What you need to do:
Leaving out the pictures, please retype each record exactly.
— start of Data shown —
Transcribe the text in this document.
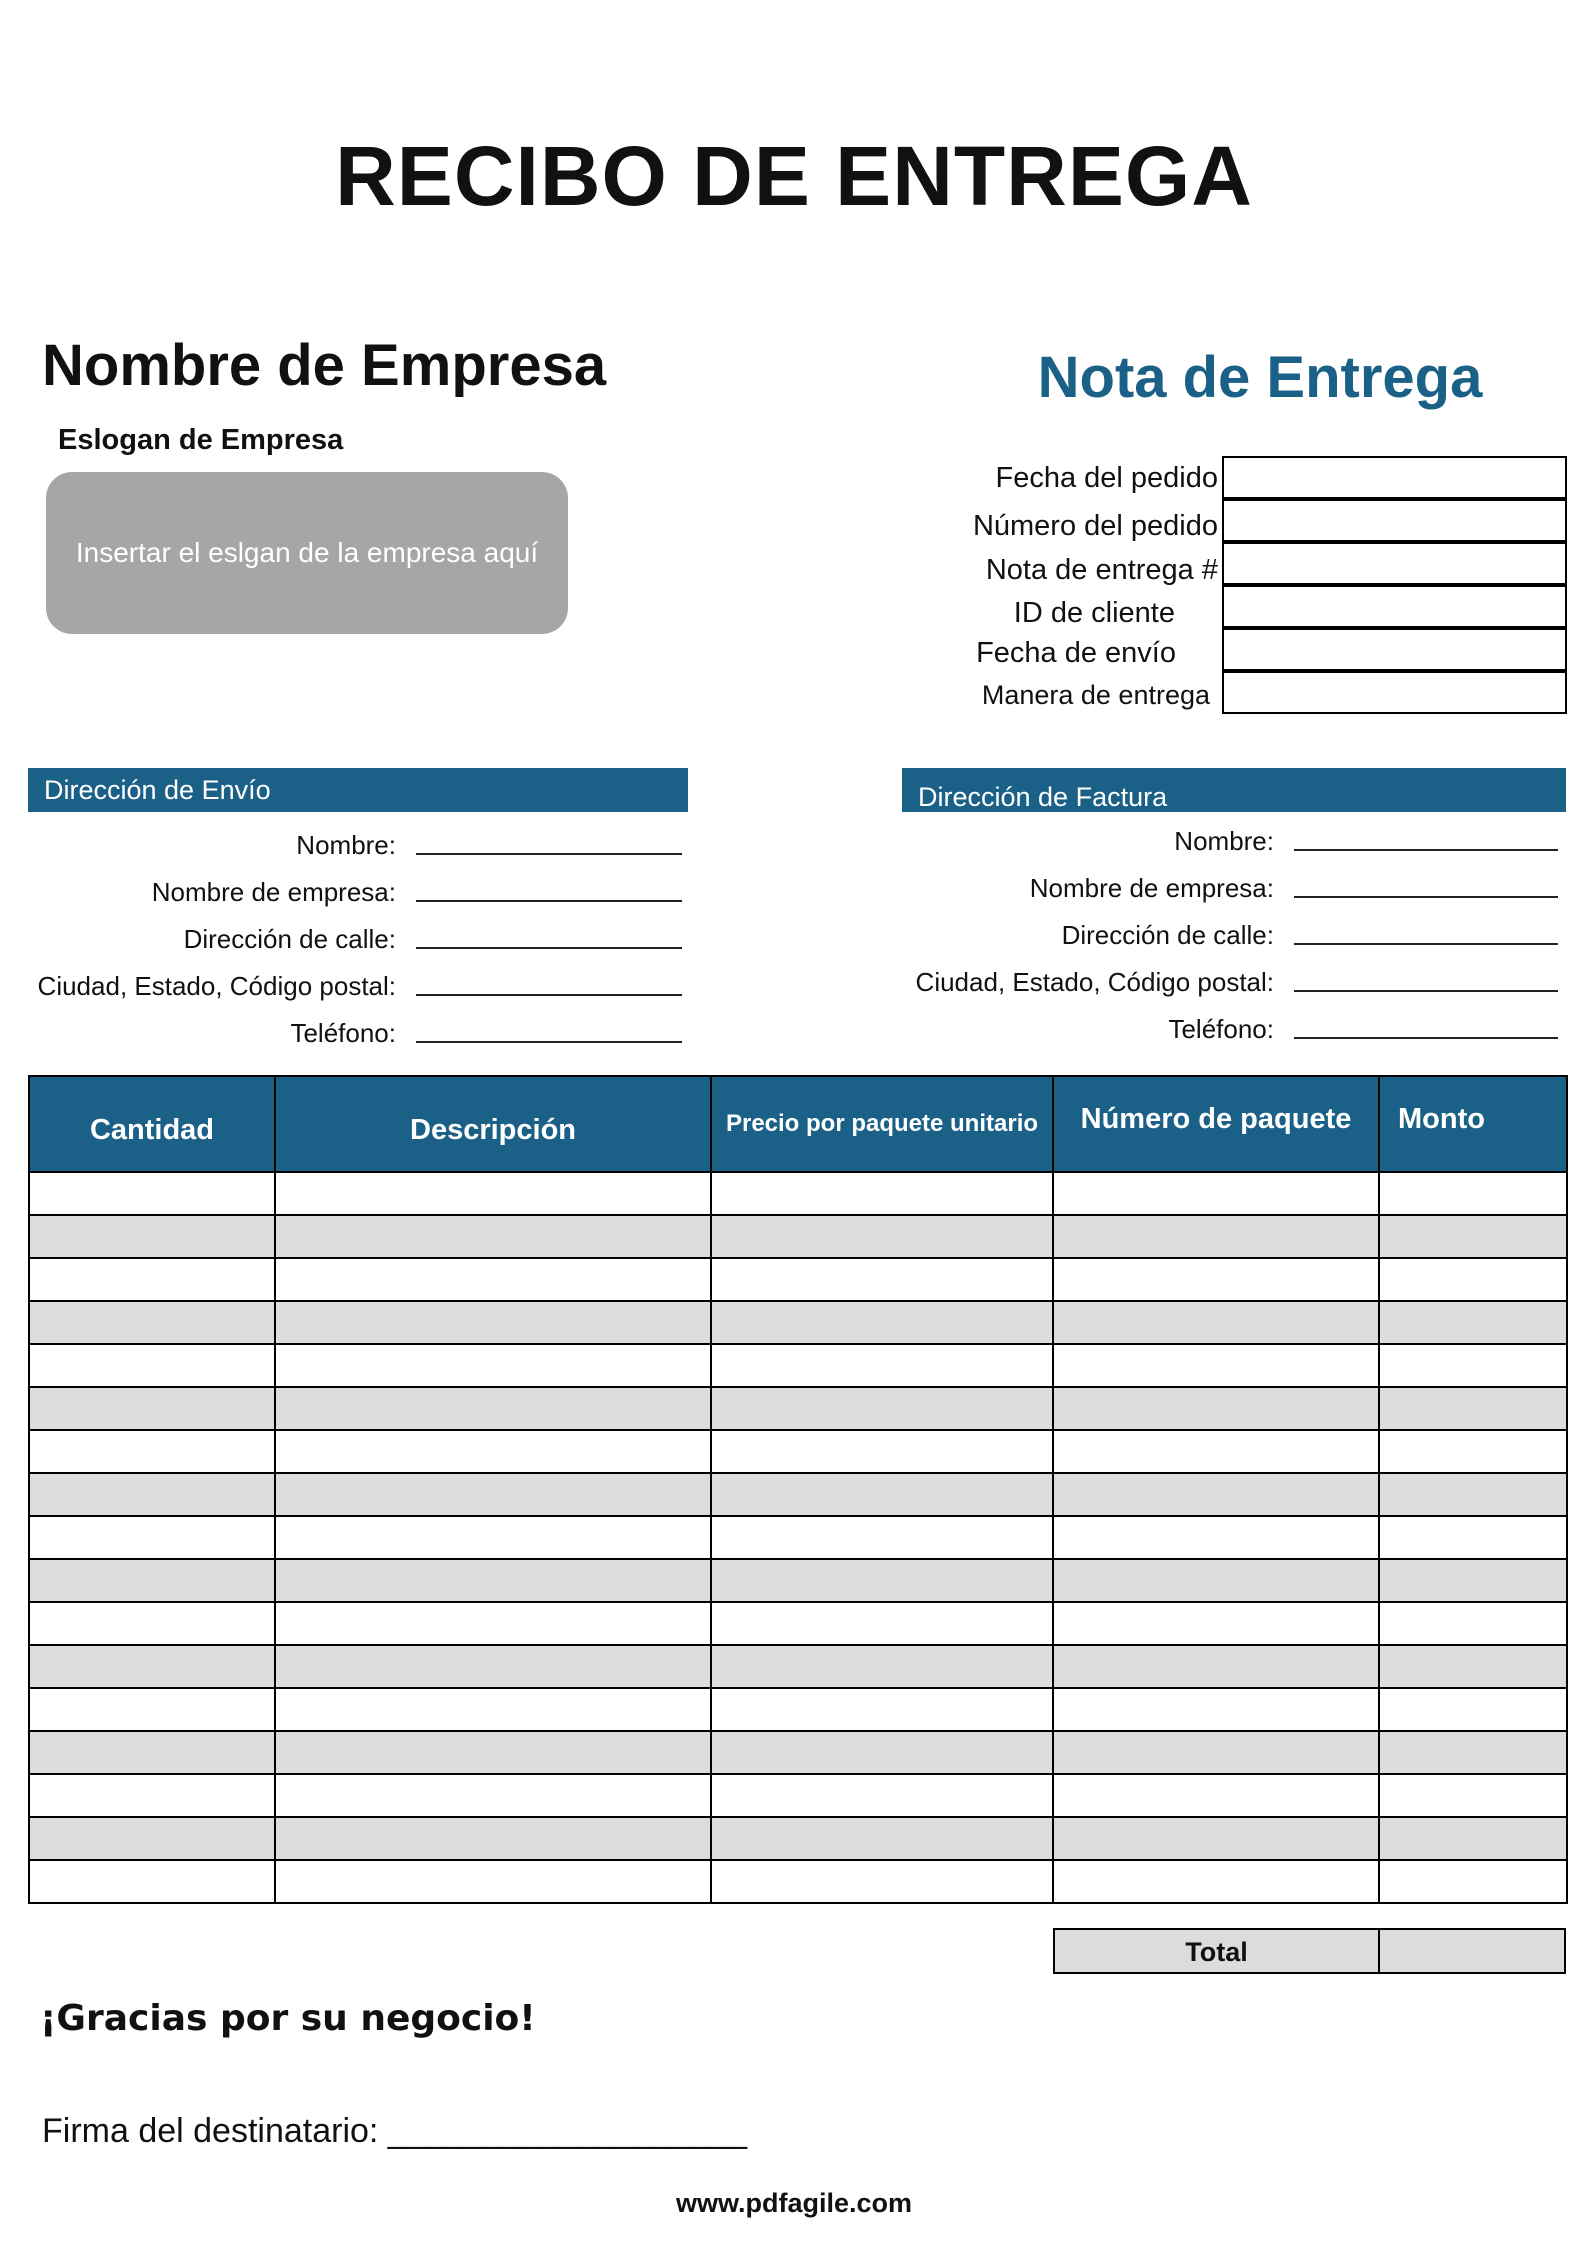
RECIBO DE ENTREGA
Nombre de Empresa
Eslogan de Empresa
Insertar el eslgan de la empresa aquí
Nota de Entrega
Fecha del pedido
Número del pedido
Nota de entrega #
ID de cliente
Fecha de envío
Manera de entrega
Dirección de Envío
Nombre:
Nombre de empresa:
Dirección de calle:
Ciudad, Estado, Código postal:
Teléfono:
Dirección de Factura
Nombre:
Nombre de empresa:
Dirección de calle:
Ciudad, Estado, Código postal:
Teléfono:
Cantidad	Descripción	Precio por paquete unitario	Número de paquete	Monto

Total
¡Gracias por su negocio!
Firma del destinatario: ___________________
www.pdfagile.com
— end of Data shown —
Finished exercise:
Transcribe the text in this document.
RECIBO DE ENTREGA
Nombre de Empresa
Eslogan de Empresa
Insertar el eslgan de la empresa aquí
Nota de Entrega
Fecha del pedido
Número del pedido
Nota de entrega #
ID de cliente
Fecha de envío
Manera de entrega
Dirección de Envío
Nombre:
Nombre de empresa:
Dirección de calle:
Ciudad, Estado, Código postal:
Teléfono:
Dirección de Factura
Nombre:
Nombre de empresa:
Dirección de calle:
Ciudad, Estado, Código postal:
Teléfono:
Cantidad	Descripción	Precio por paquete unitario	Número de paquete	Monto

Total
¡Gracias por su negocio!
Firma del destinatario: ___________________
www.pdfagile.com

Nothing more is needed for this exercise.